**TASK DIRECTIONS:**
Using the listing beneath this task, count the lines with the word "disklabel" and write only the result.
++++++++
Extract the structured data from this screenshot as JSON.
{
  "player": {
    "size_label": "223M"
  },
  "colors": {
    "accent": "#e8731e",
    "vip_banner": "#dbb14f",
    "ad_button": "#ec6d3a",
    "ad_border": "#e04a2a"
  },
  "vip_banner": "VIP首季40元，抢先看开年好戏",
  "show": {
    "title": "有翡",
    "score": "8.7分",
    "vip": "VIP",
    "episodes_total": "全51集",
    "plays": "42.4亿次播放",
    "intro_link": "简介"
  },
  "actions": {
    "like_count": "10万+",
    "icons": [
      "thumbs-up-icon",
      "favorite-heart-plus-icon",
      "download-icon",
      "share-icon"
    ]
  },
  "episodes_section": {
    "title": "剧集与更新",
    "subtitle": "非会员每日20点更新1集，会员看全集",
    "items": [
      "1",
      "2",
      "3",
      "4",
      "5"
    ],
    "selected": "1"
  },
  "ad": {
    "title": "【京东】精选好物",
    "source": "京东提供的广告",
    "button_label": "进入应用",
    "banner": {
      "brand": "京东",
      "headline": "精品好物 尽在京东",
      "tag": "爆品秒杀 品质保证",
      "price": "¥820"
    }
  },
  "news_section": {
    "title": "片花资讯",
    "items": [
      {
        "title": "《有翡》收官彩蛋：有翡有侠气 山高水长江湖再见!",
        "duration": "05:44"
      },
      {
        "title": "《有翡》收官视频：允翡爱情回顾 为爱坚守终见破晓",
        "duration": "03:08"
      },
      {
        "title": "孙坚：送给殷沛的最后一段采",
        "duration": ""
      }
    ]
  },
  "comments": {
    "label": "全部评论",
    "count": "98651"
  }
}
++++++++
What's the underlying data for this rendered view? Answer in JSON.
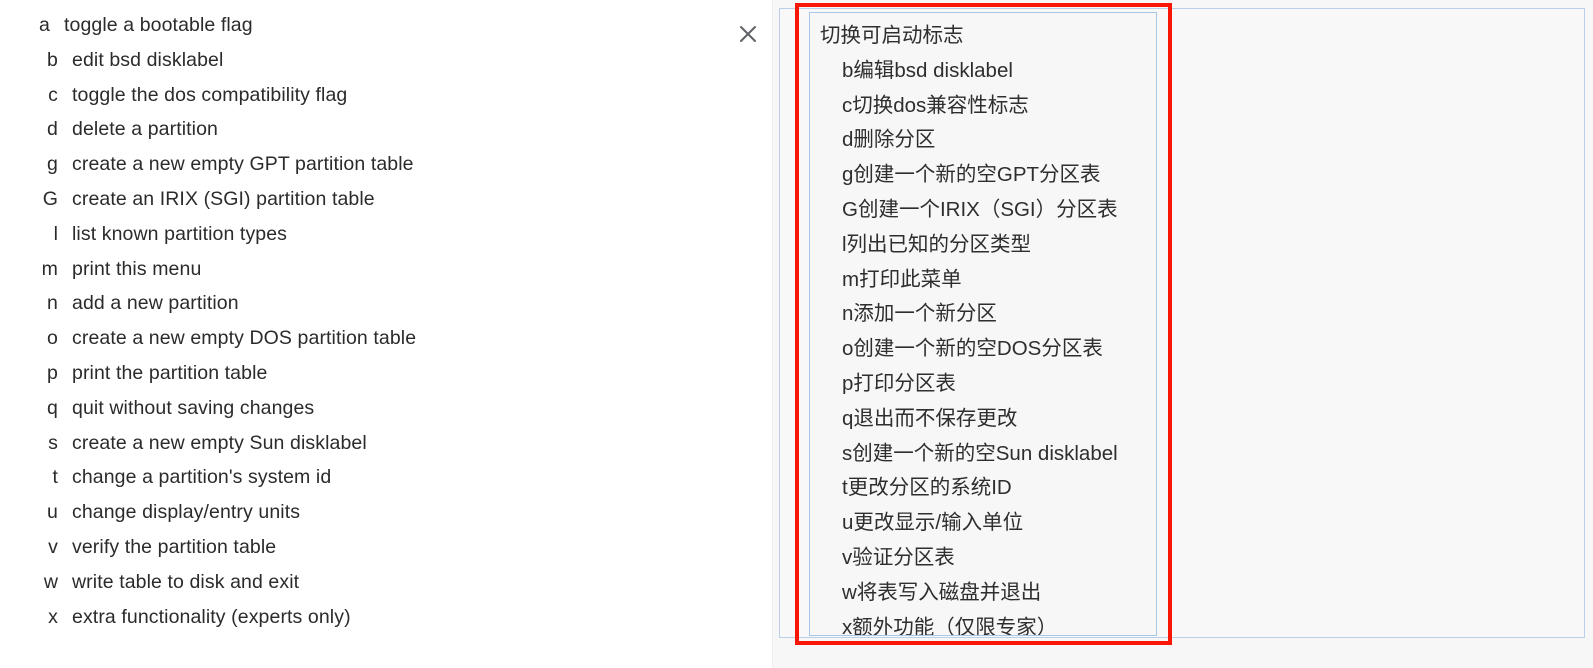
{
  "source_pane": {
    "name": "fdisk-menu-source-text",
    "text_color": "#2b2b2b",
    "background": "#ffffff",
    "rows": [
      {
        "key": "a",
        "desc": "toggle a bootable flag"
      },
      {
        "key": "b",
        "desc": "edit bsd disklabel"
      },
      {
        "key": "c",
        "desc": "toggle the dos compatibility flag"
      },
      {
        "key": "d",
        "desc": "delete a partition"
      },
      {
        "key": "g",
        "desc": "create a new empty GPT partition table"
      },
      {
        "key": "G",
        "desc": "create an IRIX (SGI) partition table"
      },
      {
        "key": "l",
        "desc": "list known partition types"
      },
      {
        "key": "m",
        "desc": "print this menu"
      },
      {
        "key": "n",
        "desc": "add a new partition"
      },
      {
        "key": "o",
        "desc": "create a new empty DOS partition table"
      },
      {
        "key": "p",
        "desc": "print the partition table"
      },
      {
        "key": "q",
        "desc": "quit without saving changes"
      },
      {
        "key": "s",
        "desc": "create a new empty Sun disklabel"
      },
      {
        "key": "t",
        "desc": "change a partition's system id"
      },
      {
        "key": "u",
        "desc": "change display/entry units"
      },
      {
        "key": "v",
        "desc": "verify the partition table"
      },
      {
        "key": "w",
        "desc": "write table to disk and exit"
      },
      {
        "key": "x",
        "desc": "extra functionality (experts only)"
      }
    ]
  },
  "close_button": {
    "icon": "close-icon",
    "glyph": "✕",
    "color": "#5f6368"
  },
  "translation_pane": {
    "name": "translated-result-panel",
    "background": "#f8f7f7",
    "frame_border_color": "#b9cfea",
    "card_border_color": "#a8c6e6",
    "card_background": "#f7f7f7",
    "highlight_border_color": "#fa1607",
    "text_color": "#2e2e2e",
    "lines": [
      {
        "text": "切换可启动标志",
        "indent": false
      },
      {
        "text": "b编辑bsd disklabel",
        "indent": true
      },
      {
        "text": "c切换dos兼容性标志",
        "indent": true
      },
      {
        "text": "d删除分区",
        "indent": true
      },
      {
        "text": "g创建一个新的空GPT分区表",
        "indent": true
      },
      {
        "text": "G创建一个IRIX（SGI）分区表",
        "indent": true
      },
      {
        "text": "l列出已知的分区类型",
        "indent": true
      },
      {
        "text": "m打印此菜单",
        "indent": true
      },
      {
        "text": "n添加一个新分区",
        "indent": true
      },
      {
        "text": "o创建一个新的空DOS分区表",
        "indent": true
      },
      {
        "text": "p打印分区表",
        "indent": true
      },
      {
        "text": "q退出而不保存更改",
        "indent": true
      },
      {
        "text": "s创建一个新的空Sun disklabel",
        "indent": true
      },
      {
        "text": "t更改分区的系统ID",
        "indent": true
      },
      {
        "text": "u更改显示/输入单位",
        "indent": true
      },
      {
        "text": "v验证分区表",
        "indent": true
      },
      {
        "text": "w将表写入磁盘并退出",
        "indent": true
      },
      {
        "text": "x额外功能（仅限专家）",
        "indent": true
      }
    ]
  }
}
++++++++
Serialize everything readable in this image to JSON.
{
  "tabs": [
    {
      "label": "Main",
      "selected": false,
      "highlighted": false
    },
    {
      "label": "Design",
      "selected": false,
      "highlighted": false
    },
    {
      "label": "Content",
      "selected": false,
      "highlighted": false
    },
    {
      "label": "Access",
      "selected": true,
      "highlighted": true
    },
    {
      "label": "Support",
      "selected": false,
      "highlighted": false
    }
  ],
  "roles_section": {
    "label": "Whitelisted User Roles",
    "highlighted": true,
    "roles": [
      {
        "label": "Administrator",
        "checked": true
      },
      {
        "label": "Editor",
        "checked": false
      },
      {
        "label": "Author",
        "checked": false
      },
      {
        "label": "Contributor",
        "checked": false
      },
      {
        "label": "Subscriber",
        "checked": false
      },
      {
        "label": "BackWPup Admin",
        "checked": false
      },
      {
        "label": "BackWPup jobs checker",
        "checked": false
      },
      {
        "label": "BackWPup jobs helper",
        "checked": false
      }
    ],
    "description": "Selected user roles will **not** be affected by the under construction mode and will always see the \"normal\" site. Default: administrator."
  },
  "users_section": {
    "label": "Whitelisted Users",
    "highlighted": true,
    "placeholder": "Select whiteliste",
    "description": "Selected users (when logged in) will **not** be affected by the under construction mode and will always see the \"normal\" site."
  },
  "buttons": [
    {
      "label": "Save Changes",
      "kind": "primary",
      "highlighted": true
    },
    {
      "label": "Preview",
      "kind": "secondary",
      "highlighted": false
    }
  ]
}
++++++++
**REPLY TO THE EXERCISE:**
4